Work to complete:
Write out all the material exactly. Leave nothing out.

(Recorded data)

##########

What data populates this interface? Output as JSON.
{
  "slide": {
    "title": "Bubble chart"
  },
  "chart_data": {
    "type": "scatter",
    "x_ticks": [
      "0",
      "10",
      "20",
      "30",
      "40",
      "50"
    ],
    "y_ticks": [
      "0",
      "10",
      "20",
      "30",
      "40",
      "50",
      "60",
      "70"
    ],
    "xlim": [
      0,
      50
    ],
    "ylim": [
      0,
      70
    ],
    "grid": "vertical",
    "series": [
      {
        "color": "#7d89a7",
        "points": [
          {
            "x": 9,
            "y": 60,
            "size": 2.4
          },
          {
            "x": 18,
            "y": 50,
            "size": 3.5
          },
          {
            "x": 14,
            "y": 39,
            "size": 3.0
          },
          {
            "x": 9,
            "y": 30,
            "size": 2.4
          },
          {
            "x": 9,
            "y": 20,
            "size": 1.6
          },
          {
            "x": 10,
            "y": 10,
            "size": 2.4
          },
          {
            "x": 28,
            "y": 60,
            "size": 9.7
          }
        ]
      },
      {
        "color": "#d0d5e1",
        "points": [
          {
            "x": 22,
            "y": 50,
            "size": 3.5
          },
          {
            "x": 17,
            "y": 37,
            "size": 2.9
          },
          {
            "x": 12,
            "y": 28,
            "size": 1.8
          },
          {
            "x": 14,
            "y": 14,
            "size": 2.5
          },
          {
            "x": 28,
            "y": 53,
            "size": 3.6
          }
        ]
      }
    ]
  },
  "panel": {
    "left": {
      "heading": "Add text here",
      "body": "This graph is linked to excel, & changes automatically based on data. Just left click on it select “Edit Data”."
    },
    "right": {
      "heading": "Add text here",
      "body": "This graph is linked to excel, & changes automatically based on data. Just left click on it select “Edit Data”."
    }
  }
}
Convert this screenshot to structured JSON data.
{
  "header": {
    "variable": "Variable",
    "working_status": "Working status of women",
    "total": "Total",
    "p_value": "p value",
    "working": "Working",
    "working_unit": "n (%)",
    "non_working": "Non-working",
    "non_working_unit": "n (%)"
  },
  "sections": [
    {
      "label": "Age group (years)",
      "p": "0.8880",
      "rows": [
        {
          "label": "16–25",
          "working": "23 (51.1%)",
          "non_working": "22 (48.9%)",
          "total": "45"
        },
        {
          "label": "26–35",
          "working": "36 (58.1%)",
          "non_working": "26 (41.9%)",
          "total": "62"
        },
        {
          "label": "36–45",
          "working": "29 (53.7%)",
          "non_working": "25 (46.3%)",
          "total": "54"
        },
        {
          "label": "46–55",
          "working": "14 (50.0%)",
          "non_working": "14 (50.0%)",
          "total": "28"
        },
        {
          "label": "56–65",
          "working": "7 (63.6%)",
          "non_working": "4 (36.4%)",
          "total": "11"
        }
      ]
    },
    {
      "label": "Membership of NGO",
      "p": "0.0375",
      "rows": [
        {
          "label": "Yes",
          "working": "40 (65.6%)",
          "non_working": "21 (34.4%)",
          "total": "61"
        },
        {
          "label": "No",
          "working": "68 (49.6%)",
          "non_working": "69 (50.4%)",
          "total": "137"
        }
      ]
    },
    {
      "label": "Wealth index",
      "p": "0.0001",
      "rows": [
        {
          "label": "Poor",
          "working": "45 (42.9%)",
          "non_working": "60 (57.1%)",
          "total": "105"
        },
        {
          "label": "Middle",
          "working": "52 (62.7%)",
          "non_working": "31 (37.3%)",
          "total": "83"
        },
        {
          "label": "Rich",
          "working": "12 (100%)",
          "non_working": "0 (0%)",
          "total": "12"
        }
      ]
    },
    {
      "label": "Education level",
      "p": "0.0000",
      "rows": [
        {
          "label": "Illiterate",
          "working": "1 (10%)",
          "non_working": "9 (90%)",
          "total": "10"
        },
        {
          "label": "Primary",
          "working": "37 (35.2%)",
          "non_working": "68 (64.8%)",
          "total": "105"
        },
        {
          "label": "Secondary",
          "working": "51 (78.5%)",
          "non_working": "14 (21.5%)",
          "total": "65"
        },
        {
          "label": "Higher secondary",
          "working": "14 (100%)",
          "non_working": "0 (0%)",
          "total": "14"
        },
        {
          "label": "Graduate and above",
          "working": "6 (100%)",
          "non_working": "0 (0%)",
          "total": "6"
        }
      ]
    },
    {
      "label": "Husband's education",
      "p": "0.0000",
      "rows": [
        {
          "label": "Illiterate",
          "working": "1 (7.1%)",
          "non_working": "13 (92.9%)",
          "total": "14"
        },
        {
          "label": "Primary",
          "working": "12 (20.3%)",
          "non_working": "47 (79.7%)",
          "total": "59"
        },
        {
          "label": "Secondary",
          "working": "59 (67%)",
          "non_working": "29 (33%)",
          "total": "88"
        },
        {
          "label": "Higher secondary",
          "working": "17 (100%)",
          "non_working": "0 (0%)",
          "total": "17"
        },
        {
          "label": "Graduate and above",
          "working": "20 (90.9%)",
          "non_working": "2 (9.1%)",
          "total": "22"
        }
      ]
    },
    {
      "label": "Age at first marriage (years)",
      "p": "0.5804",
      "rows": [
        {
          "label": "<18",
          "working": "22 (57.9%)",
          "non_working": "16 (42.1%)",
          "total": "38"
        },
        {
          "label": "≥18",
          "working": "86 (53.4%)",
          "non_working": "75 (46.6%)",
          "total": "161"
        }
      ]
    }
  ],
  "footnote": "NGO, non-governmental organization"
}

##########

Finished exercise:
What data populates this interface? Output as JSON.
{
  "slide": {
    "title": "Bubble chart"
  },
  "chart_data": {
    "type": "scatter",
    "x_ticks": [
      "0",
      "10",
      "20",
      "30",
      "40",
      "50"
    ],
    "y_ticks": [
      "0",
      "10",
      "20",
      "30",
      "40",
      "50",
      "60",
      "70"
    ],
    "xlim": [
      0,
      50
    ],
    "ylim": [
      0,
      70
    ],
    "grid": "vertical",
    "series": [
      {
        "color": "#7d89a7",
        "points": [
          {
            "x": 9,
            "y": 60,
            "size": 2.4
          },
          {
            "x": 18,
            "y": 50,
            "size": 3.5
          },
          {
            "x": 14,
            "y": 39,
            "size": 3.0
          },
          {
            "x": 9,
            "y": 30,
            "size": 2.4
          },
          {
            "x": 9,
            "y": 20,
            "size": 1.6
          },
          {
            "x": 10,
            "y": 10,
            "size": 2.4
          },
          {
            "x": 28,
            "y": 60,
            "size": 9.7
          }
        ]
      },
      {
        "color": "#d0d5e1",
        "points": [
          {
            "x": 22,
            "y": 50,
            "size": 3.5
          },
          {
            "x": 17,
            "y": 37,
            "size": 2.9
          },
          {
            "x": 12,
            "y": 28,
            "size": 1.8
          },
          {
            "x": 14,
            "y": 14,
            "size": 2.5
          },
          {
            "x": 28,
            "y": 53,
            "size": 3.6
          }
        ]
      }
    ]
  },
  "panel": {
    "left": {
      "heading": "Add text here",
      "body": "This graph is linked to excel, & changes automatically based on data. Just left click on it select “Edit Data”."
    },
    "right": {
      "heading": "Add text here",
      "body": "This graph is linked to excel, & changes automatically based on data. Just left click on it select “Edit Data”."
    }
  }
}
Convert this screenshot to structured JSON data.
{
  "header": {
    "variable": "Variable",
    "working_status": "Working status of women",
    "total": "Total",
    "p_value": "p value",
    "working": "Working",
    "working_unit": "n (%)",
    "non_working": "Non-working",
    "non_working_unit": "n (%)"
  },
  "sections": [
    {
      "label": "Age group (years)",
      "p": "0.8880",
      "rows": [
        {
          "label": "16–25",
          "working": "23 (51.1%)",
          "non_working": "22 (48.9%)",
          "total": "45"
        },
        {
          "label": "26–35",
          "working": "36 (58.1%)",
          "non_working": "26 (41.9%)",
          "total": "62"
        },
        {
          "label": "36–45",
          "working": "29 (53.7%)",
          "non_working": "25 (46.3%)",
          "total": "54"
        },
        {
          "label": "46–55",
          "working": "14 (50.0%)",
          "non_working": "14 (50.0%)",
          "total": "28"
        },
        {
          "label": "56–65",
          "working": "7 (63.6%)",
          "non_working": "4 (36.4%)",
          "total": "11"
        }
      ]
    },
    {
      "label": "Membership of NGO",
      "p": "0.0375",
      "rows": [
        {
          "label": "Yes",
          "working": "40 (65.6%)",
          "non_working": "21 (34.4%)",
          "total": "61"
        },
        {
          "label": "No",
          "working": "68 (49.6%)",
          "non_working": "69 (50.4%)",
          "total": "137"
        }
      ]
    },
    {
      "label": "Wealth index",
      "p": "0.0001",
      "rows": [
        {
          "label": "Poor",
          "working": "45 (42.9%)",
          "non_working": "60 (57.1%)",
          "total": "105"
        },
        {
          "label": "Middle",
          "working": "52 (62.7%)",
          "non_working": "31 (37.3%)",
          "total": "83"
        },
        {
          "label": "Rich",
          "working": "12 (100%)",
          "non_working": "0 (0%)",
          "total": "12"
        }
      ]
    },
    {
      "label": "Education level",
      "p": "0.0000",
      "rows": [
        {
          "label": "Illiterate",
          "working": "1 (10%)",
          "non_working": "9 (90%)",
          "total": "10"
        },
        {
          "label": "Primary",
          "working": "37 (35.2%)",
          "non_working": "68 (64.8%)",
          "total": "105"
        },
        {
          "label": "Secondary",
          "working": "51 (78.5%)",
          "non_working": "14 (21.5%)",
          "total": "65"
        },
        {
          "label": "Higher secondary",
          "working": "14 (100%)",
          "non_working": "0 (0%)",
          "total": "14"
        },
        {
          "label": "Graduate and above",
          "working": "6 (100%)",
          "non_working": "0 (0%)",
          "total": "6"
        }
      ]
    },
    {
      "label": "Husband's education",
      "p": "0.0000",
      "rows": [
        {
          "label": "Illiterate",
          "working": "1 (7.1%)",
          "non_working": "13 (92.9%)",
          "total": "14"
        },
        {
          "label": "Primary",
          "working": "12 (20.3%)",
          "non_working": "47 (79.7%)",
          "total": "59"
        },
        {
          "label": "Secondary",
          "working": "59 (67%)",
          "non_working": "29 (33%)",
          "total": "88"
        },
        {
          "label": "Higher secondary",
          "working": "17 (100%)",
          "non_working": "0 (0%)",
          "total": "17"
        },
        {
          "label": "Graduate and above",
          "working": "20 (90.9%)",
          "non_working": "2 (9.1%)",
          "total": "22"
        }
      ]
    },
    {
      "label": "Age at first marriage (years)",
      "p": "0.5804",
      "rows": [
        {
          "label": "<18",
          "working": "22 (57.9%)",
          "non_working": "16 (42.1%)",
          "total": "38"
        },
        {
          "label": "≥18",
          "working": "86 (53.4%)",
          "non_working": "75 (46.6%)",
          "total": "161"
        }
      ]
    }
  ],
  "footnote": "NGO, non-governmental organization"
}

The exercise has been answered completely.